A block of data
-*-*-

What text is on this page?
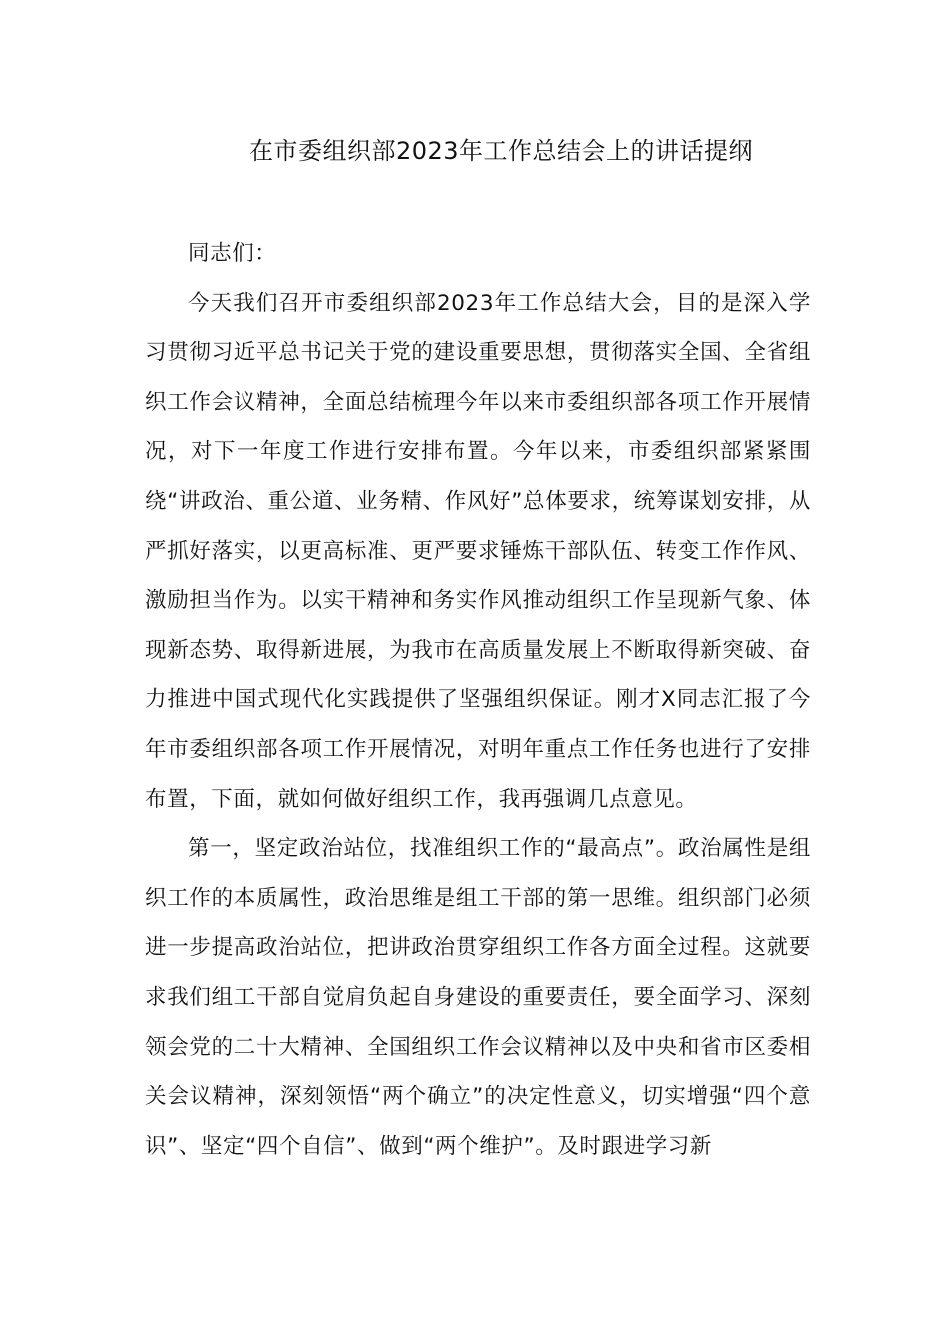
在市委组织部2023年工作总结会上的讲话提纲

同志们：

今天我们召开市委组织部2023年工作总结大会，目的是深入学习贯彻习近平总书记关于党的建设重要思想，贯彻落实全国、全省组织工作会议精神，全面总结梳理今年以来市委组织部各项工作开展情况，对下一年度工作进行安排布置。今年以来，市委组织部紧紧围绕“讲政治、重公道、业务精、作风好”总体要求，统筹谋划安排，从严抓好落实，以更高标准、更严要求锤炼干部队伍、转变工作作风、激励担当作为。以实干精神和务实作风推动组织工作呈现新气象、体现新态势、取得新进展，为我市在高质量发展上不断取得新突破、奋力推进中国式现代化实践提供了坚强组织保证。刚才X同志汇报了今年市委组织部各项工作开展情况，对明年重点工作任务也进行了安排布置，下面，就如何做好组织工作，我再强调几点意见。

第一，坚定政治站位，找准组织工作的“最高点”。政治属性是组织工作的本质属性，政治思维是组工干部的第一思维。组织部门必须进一步提高政治站位，把讲政治贯穿组织工作各方面全过程。这就要求我们组工干部自觉肩负起自身建设的重要责任，要全面学习、深刻领会党的二十大精神、全国组织工作会议精神以及中央和省市区委相关会议精神，深刻领悟“两个确立”的决定性意义，切实增强“四个意识”、坚定“四个自信”、做到“两个维护”。及时跟进学习新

-*-*-

_Exercise directions_: Transcribe every record above exactly as written, leaving out any pictures.

_Worked solution_:
What text is on this page?
在市委组织部2023年工作总结会上的讲话提纲

同志们：

今天我们召开市委组织部2023年工作总结大会，目的是深入学习贯彻习近平总书记关于党的建设重要思想，贯彻落实全国、全省组织工作会议精神，全面总结梳理今年以来市委组织部各项工作开展情况，对下一年度工作进行安排布置。今年以来，市委组织部紧紧围绕“讲政治、重公道、业务精、作风好”总体要求，统筹谋划安排，从严抓好落实，以更高标准、更严要求锤炼干部队伍、转变工作作风、激励担当作为。以实干精神和务实作风推动组织工作呈现新气象、体现新态势、取得新进展，为我市在高质量发展上不断取得新突破、奋力推进中国式现代化实践提供了坚强组织保证。刚才X同志汇报了今年市委组织部各项工作开展情况，对明年重点工作任务也进行了安排布置，下面，就如何做好组织工作，我再强调几点意见。

第一，坚定政治站位，找准组织工作的“最高点”。政治属性是组织工作的本质属性，政治思维是组工干部的第一思维。组织部门必须进一步提高政治站位，把讲政治贯穿组织工作各方面全过程。这就要求我们组工干部自觉肩负起自身建设的重要责任，要全面学习、深刻领会党的二十大精神、全国组织工作会议精神以及中央和省市区委相关会议精神，深刻领悟“两个确立”的决定性意义，切实增强“四个意识”、坚定“四个自信”、做到“两个维护”。及时跟进学习新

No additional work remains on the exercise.